*OBJECTIVE*: Return the number of lines holding "Fumade", with nothing added.

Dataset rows
◆ ◆ ◆ ◆ ◆ ◆ ◆
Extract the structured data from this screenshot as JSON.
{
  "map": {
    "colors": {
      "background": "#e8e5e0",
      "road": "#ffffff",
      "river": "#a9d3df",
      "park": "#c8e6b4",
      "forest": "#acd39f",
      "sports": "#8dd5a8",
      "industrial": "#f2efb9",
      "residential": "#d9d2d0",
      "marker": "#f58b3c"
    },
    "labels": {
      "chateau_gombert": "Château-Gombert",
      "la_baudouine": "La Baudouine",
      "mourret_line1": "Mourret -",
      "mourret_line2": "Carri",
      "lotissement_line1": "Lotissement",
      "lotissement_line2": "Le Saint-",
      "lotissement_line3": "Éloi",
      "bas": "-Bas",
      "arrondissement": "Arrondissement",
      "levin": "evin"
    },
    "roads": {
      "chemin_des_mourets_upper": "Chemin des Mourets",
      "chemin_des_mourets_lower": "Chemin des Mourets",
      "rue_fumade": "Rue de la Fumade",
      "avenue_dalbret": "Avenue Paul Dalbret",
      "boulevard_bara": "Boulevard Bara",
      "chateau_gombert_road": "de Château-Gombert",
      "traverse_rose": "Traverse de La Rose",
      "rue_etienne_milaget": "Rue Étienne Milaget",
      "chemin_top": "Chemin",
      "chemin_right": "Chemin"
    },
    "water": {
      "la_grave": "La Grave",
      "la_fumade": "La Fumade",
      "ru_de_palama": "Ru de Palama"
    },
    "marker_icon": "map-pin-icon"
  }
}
◆ ◆ ◆ ◆ ◆ ◆ ◆
*EXERCISE OUTPUT*: 2